== Data for the task ==
↓↓↓

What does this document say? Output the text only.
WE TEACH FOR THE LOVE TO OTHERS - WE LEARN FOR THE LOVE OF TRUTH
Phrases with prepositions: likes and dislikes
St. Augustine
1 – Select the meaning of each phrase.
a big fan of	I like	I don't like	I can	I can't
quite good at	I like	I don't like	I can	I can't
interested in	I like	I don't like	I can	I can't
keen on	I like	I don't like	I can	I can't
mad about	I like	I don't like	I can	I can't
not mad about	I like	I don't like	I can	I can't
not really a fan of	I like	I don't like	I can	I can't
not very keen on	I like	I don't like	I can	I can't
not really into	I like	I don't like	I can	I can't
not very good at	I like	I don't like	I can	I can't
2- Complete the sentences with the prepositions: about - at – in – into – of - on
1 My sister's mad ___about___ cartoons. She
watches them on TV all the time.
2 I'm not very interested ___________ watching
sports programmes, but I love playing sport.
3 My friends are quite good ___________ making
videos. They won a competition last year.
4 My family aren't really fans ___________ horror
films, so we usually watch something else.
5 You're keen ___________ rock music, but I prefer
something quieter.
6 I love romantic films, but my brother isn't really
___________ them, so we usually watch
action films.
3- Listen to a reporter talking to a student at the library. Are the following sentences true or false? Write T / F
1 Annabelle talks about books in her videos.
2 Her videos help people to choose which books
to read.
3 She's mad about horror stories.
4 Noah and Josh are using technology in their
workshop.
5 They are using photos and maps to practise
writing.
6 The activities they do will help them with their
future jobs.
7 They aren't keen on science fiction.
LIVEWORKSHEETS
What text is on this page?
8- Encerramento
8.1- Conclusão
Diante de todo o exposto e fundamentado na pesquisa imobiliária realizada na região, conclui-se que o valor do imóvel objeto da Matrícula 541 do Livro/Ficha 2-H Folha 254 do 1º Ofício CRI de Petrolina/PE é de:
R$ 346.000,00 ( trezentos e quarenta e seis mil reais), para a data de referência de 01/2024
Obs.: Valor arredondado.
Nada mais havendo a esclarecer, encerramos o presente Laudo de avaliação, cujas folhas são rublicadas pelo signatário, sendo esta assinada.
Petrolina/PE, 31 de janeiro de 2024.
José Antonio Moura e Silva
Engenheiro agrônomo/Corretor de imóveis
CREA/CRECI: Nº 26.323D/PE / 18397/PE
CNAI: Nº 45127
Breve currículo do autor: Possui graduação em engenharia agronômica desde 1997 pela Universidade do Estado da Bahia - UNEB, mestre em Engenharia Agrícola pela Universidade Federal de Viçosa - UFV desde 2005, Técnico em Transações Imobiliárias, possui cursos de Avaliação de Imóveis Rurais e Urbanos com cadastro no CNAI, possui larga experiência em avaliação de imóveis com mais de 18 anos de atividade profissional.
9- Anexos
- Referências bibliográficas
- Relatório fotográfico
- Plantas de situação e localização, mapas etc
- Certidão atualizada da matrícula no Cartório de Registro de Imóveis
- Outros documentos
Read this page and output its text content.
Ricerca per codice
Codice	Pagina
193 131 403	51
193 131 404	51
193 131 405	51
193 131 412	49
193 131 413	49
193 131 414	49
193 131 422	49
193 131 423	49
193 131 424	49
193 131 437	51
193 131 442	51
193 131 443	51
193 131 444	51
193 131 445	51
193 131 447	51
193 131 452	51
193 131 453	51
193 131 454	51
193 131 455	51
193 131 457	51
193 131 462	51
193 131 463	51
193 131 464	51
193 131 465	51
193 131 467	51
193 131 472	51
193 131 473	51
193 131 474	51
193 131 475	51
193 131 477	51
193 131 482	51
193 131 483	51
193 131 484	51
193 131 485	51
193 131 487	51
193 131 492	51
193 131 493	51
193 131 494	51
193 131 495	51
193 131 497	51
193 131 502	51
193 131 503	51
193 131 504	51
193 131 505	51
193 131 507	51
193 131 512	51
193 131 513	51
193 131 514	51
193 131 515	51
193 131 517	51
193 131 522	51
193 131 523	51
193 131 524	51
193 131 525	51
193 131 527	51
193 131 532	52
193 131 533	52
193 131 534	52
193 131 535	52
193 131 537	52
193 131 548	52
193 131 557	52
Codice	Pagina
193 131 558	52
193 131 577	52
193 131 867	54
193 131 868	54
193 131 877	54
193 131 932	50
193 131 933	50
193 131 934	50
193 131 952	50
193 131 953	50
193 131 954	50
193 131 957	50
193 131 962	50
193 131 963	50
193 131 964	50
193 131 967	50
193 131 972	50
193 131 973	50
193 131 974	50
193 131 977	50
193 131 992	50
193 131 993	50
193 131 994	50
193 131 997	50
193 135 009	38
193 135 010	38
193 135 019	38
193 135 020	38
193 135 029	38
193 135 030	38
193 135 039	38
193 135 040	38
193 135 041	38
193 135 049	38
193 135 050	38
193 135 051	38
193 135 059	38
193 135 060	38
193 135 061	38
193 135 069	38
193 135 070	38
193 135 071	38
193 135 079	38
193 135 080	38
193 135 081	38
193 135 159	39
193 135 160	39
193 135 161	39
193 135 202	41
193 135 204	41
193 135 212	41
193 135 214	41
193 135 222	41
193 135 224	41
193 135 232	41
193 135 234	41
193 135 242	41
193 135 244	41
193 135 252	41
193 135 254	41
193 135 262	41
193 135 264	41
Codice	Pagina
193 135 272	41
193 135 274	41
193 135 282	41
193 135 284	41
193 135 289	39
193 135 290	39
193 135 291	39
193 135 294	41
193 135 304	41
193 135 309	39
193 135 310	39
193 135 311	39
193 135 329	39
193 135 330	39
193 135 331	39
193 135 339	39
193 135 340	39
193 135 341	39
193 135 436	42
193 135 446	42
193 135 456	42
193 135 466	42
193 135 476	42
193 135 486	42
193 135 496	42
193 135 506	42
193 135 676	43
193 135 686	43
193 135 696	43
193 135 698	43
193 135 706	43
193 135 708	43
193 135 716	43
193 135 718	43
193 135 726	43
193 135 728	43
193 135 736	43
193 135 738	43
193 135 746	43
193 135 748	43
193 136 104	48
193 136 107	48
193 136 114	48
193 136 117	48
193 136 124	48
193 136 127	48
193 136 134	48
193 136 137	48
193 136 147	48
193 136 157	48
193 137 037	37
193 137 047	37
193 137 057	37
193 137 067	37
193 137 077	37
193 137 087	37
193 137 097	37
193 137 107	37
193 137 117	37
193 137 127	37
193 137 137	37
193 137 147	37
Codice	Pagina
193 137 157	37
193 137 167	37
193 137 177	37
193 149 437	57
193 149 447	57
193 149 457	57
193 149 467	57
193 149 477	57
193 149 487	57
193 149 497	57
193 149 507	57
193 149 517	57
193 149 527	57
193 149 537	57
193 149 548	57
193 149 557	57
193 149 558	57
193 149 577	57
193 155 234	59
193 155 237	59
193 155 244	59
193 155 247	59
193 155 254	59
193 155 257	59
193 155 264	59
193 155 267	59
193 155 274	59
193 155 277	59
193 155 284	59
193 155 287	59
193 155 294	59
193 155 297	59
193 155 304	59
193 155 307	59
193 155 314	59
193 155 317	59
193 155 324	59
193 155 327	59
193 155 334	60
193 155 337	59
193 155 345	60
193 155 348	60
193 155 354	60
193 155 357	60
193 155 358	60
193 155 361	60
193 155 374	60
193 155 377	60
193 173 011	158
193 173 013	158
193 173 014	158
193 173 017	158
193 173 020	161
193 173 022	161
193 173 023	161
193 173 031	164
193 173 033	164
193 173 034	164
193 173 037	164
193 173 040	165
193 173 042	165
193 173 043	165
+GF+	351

↑↑↑

== Exercise requirements ==
Return each line of the data exactly as written above.

== Result ==
What does this document say? Output the text only.
WE TEACH FOR THE LOVE TO OTHERS - WE LEARN FOR THE LOVE OF TRUTH
Phrases with prepositions: likes and dislikes
St. Augustine
1 – Select the meaning of each phrase.
a big fan of	I like	I don't like	I can	I can't
quite good at	I like	I don't like	I can	I can't
interested in	I like	I don't like	I can	I can't
keen on	I like	I don't like	I can	I can't
mad about	I like	I don't like	I can	I can't
not mad about	I like	I don't like	I can	I can't
not really a fan of	I like	I don't like	I can	I can't
not very keen on	I like	I don't like	I can	I can't
not really into	I like	I don't like	I can	I can't
not very good at	I like	I don't like	I can	I can't
2- Complete the sentences with the prepositions: about - at – in – into – of - on
1 My sister's mad ___about___ cartoons. She
watches them on TV all the time.
2 I'm not very interested ___________ watching
sports programmes, but I love playing sport.
3 My friends are quite good ___________ making
videos. They won a competition last year.
4 My family aren't really fans ___________ horror
films, so we usually watch something else.
5 You're keen ___________ rock music, but I prefer
something quieter.
6 I love romantic films, but my brother isn't really
___________ them, so we usually watch
action films.
3- Listen to a reporter talking to a student at the library. Are the following sentences true or false? Write T / F
1 Annabelle talks about books in her videos.
2 Her videos help people to choose which books
to read.
3 She's mad about horror stories.
4 Noah and Josh are using technology in their
workshop.
5 They are using photos and maps to practise
writing.
6 The activities they do will help them with their
future jobs.
7 They aren't keen on science fiction.
LIVEWORKSHEETS
What text is on this page?
8- Encerramento
8.1- Conclusão
Diante de todo o exposto e fundamentado na pesquisa imobiliária realizada na região, conclui-se que o valor do imóvel objeto da Matrícula 541 do Livro/Ficha 2-H Folha 254 do 1º Ofício CRI de Petrolina/PE é de:
R$ 346.000,00 ( trezentos e quarenta e seis mil reais), para a data de referência de 01/2024
Obs.: Valor arredondado.
Nada mais havendo a esclarecer, encerramos o presente Laudo de avaliação, cujas folhas são rublicadas pelo signatário, sendo esta assinada.
Petrolina/PE, 31 de janeiro de 2024.
José Antonio Moura e Silva
Engenheiro agrônomo/Corretor de imóveis
CREA/CRECI: Nº 26.323D/PE / 18397/PE
CNAI: Nº 45127
Breve currículo do autor: Possui graduação em engenharia agronômica desde 1997 pela Universidade do Estado da Bahia - UNEB, mestre em Engenharia Agrícola pela Universidade Federal de Viçosa - UFV desde 2005, Técnico em Transações Imobiliárias, possui cursos de Avaliação de Imóveis Rurais e Urbanos com cadastro no CNAI, possui larga experiência em avaliação de imóveis com mais de 18 anos de atividade profissional.
9- Anexos
- Referências bibliográficas
- Relatório fotográfico
- Plantas de situação e localização, mapas etc
- Certidão atualizada da matrícula no Cartório de Registro de Imóveis
- Outros documentos
Read this page and output its text content.
Ricerca per codice
Codice	Pagina
193 131 403	51
193 131 404	51
193 131 405	51
193 131 412	49
193 131 413	49
193 131 414	49
193 131 422	49
193 131 423	49
193 131 424	49
193 131 437	51
193 131 442	51
193 131 443	51
193 131 444	51
193 131 445	51
193 131 447	51
193 131 452	51
193 131 453	51
193 131 454	51
193 131 455	51
193 131 457	51
193 131 462	51
193 131 463	51
193 131 464	51
193 131 465	51
193 131 467	51
193 131 472	51
193 131 473	51
193 131 474	51
193 131 475	51
193 131 477	51
193 131 482	51
193 131 483	51
193 131 484	51
193 131 485	51
193 131 487	51
193 131 492	51
193 131 493	51
193 131 494	51
193 131 495	51
193 131 497	51
193 131 502	51
193 131 503	51
193 131 504	51
193 131 505	51
193 131 507	51
193 131 512	51
193 131 513	51
193 131 514	51
193 131 515	51
193 131 517	51
193 131 522	51
193 131 523	51
193 131 524	51
193 131 525	51
193 131 527	51
193 131 532	52
193 131 533	52
193 131 534	52
193 131 535	52
193 131 537	52
193 131 548	52
193 131 557	52
Codice	Pagina
193 131 558	52
193 131 577	52
193 131 867	54
193 131 868	54
193 131 877	54
193 131 932	50
193 131 933	50
193 131 934	50
193 131 952	50
193 131 953	50
193 131 954	50
193 131 957	50
193 131 962	50
193 131 963	50
193 131 964	50
193 131 967	50
193 131 972	50
193 131 973	50
193 131 974	50
193 131 977	50
193 131 992	50
193 131 993	50
193 131 994	50
193 131 997	50
193 135 009	38
193 135 010	38
193 135 019	38
193 135 020	38
193 135 029	38
193 135 030	38
193 135 039	38
193 135 040	38
193 135 041	38
193 135 049	38
193 135 050	38
193 135 051	38
193 135 059	38
193 135 060	38
193 135 061	38
193 135 069	38
193 135 070	38
193 135 071	38
193 135 079	38
193 135 080	38
193 135 081	38
193 135 159	39
193 135 160	39
193 135 161	39
193 135 202	41
193 135 204	41
193 135 212	41
193 135 214	41
193 135 222	41
193 135 224	41
193 135 232	41
193 135 234	41
193 135 242	41
193 135 244	41
193 135 252	41
193 135 254	41
193 135 262	41
193 135 264	41
Codice	Pagina
193 135 272	41
193 135 274	41
193 135 282	41
193 135 284	41
193 135 289	39
193 135 290	39
193 135 291	39
193 135 294	41
193 135 304	41
193 135 309	39
193 135 310	39
193 135 311	39
193 135 329	39
193 135 330	39
193 135 331	39
193 135 339	39
193 135 340	39
193 135 341	39
193 135 436	42
193 135 446	42
193 135 456	42
193 135 466	42
193 135 476	42
193 135 486	42
193 135 496	42
193 135 506	42
193 135 676	43
193 135 686	43
193 135 696	43
193 135 698	43
193 135 706	43
193 135 708	43
193 135 716	43
193 135 718	43
193 135 726	43
193 135 728	43
193 135 736	43
193 135 738	43
193 135 746	43
193 135 748	43
193 136 104	48
193 136 107	48
193 136 114	48
193 136 117	48
193 136 124	48
193 136 127	48
193 136 134	48
193 136 137	48
193 136 147	48
193 136 157	48
193 137 037	37
193 137 047	37
193 137 057	37
193 137 067	37
193 137 077	37
193 137 087	37
193 137 097	37
193 137 107	37
193 137 117	37
193 137 127	37
193 137 137	37
193 137 147	37
Codice	Pagina
193 137 157	37
193 137 167	37
193 137 177	37
193 149 437	57
193 149 447	57
193 149 457	57
193 149 467	57
193 149 477	57
193 149 487	57
193 149 497	57
193 149 507	57
193 149 517	57
193 149 527	57
193 149 537	57
193 149 548	57
193 149 557	57
193 149 558	57
193 149 577	57
193 155 234	59
193 155 237	59
193 155 244	59
193 155 247	59
193 155 254	59
193 155 257	59
193 155 264	59
193 155 267	59
193 155 274	59
193 155 277	59
193 155 284	59
193 155 287	59
193 155 294	59
193 155 297	59
193 155 304	59
193 155 307	59
193 155 314	59
193 155 317	59
193 155 324	59
193 155 327	59
193 155 334	60
193 155 337	59
193 155 345	60
193 155 348	60
193 155 354	60
193 155 357	60
193 155 358	60
193 155 361	60
193 155 374	60
193 155 377	60
193 173 011	158
193 173 013	158
193 173 014	158
193 173 017	158
193 173 020	161
193 173 022	161
193 173 023	161
193 173 031	164
193 173 033	164
193 173 034	164
193 173 037	164
193 173 040	165
193 173 042	165
193 173 043	165
+GF+	351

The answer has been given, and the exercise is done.